:: TASK REQUIREMENTS ::
Identify each line containing the word "presión" and copy it.

:: WORKING DATA ::
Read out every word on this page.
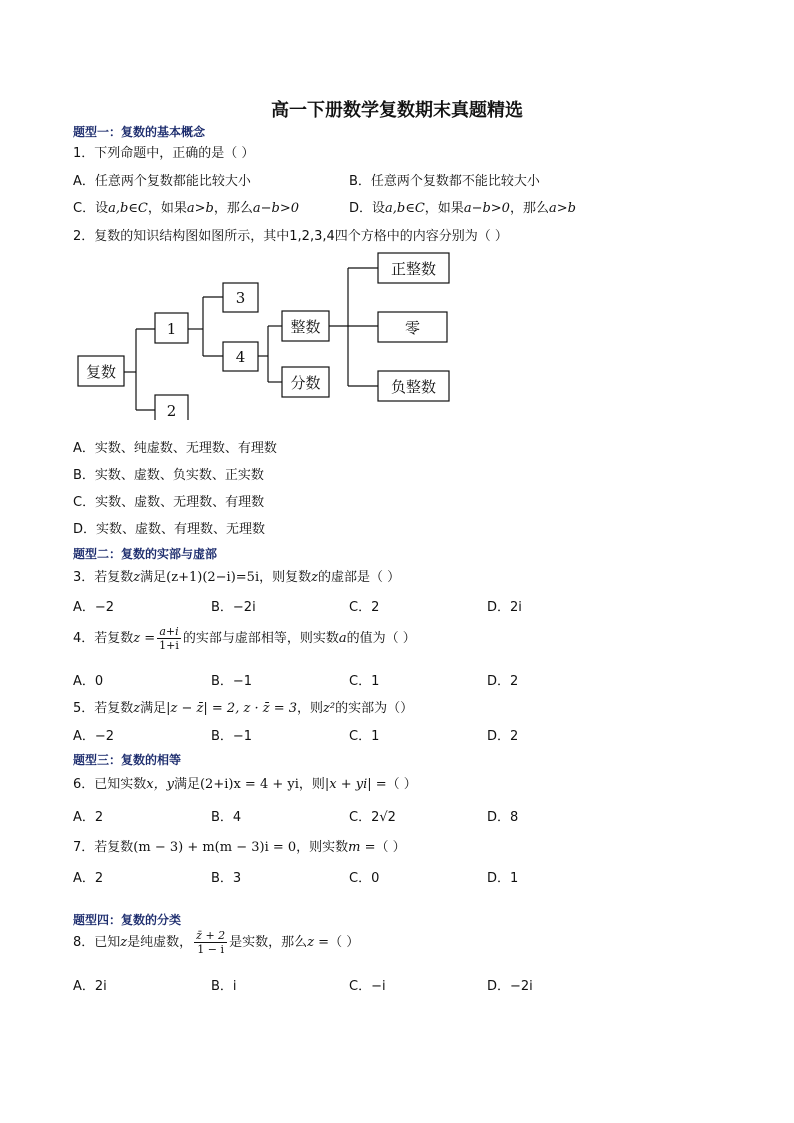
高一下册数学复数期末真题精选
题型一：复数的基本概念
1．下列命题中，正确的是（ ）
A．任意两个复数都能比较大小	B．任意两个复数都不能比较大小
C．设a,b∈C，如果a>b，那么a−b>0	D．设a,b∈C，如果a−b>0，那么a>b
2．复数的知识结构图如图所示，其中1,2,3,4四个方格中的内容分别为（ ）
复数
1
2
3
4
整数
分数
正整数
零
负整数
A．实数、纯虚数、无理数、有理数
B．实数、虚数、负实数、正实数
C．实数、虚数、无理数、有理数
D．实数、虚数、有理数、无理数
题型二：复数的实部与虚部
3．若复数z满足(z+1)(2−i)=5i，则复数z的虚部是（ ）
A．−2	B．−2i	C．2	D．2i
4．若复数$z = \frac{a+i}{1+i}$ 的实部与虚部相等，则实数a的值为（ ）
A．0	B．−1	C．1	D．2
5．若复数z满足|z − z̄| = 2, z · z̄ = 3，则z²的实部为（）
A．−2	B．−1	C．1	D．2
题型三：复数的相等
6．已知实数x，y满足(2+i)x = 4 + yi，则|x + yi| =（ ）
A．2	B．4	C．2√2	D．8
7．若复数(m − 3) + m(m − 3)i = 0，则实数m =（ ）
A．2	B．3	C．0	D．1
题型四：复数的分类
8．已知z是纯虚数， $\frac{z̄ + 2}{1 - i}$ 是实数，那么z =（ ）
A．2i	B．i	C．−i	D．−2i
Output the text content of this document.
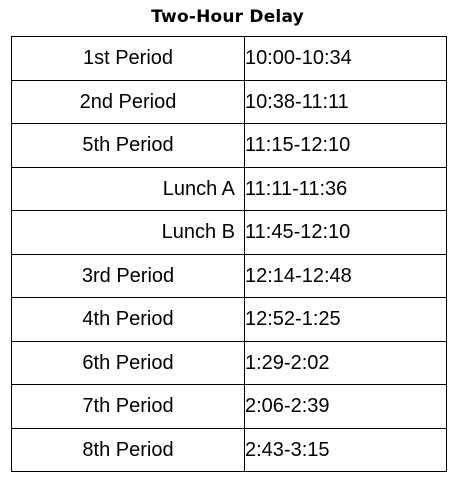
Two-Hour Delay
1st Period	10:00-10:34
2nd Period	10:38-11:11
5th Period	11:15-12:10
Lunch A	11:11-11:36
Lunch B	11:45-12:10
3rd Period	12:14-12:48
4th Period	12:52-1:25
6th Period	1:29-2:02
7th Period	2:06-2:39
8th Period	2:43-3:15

...

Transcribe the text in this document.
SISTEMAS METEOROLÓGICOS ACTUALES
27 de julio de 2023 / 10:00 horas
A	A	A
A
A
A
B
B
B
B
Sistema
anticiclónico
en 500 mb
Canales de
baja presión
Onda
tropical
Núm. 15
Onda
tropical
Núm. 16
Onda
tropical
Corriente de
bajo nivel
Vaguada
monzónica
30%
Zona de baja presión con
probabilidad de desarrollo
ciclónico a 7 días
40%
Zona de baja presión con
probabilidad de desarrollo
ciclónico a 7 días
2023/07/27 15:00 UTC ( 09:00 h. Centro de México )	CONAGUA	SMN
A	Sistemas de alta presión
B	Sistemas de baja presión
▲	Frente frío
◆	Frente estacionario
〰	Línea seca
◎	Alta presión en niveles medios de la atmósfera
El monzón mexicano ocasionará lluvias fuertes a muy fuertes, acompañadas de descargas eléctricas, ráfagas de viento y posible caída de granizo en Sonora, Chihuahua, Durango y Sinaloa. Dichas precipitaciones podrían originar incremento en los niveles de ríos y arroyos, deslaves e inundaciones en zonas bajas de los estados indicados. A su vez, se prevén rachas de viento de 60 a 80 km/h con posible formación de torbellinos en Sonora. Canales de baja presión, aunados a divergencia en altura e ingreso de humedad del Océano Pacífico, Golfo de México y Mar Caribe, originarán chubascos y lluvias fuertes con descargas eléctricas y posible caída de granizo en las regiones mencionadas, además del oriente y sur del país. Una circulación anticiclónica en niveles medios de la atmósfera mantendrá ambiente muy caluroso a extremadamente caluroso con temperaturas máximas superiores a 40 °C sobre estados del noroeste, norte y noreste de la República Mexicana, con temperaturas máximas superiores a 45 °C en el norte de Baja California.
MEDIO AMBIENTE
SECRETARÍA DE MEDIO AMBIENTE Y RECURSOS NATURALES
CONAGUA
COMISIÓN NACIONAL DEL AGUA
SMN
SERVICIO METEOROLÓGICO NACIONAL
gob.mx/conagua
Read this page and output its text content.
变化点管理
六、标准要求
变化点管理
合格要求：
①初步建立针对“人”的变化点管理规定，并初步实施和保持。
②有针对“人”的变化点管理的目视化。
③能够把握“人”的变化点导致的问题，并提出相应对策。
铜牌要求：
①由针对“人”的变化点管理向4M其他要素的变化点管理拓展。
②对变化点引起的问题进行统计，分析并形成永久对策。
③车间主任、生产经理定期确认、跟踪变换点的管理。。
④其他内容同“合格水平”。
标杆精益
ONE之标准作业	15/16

:: SOLUTION FOR THIS TASK ::
baja presión
Zona de baja presión con
Zona de baja presión con
A	Sistemas de alta presión
B	Sistemas de baja presión
◎	Alta presión en niveles medios de la atmósfera
El monzón mexicano ocasionará lluvias fuertes a muy fuertes, acompañadas de descargas eléctricas, ráfagas de viento y posible caída de granizo en Sonora, Chihuahua, Durango y Sinaloa. Dichas precipitaciones podrían originar incremento en los niveles de ríos y arroyos, deslaves e inundaciones en zonas bajas de los estados indicados. A su vez, se prevén rachas de viento de 60 a 80 km/h con posible formación de torbellinos en Sonora. Canales de baja presión, aunados a divergencia en altura e ingreso de humedad del Océano Pacífico, Golfo de México y Mar Caribe, originarán chubascos y lluvias fuertes con descargas eléctricas y posible caída de granizo en las regiones mencionadas, además del oriente y sur del país. Una circulación anticiclónica en niveles medios de la atmósfera mantendrá ambiente muy caluroso a extremadamente caluroso con temperaturas máximas superiores a 40 °C sobre estados del noroeste, norte y noreste de la República Mexicana, con temperaturas máximas superiores a 45 °C en el norte de Baja California.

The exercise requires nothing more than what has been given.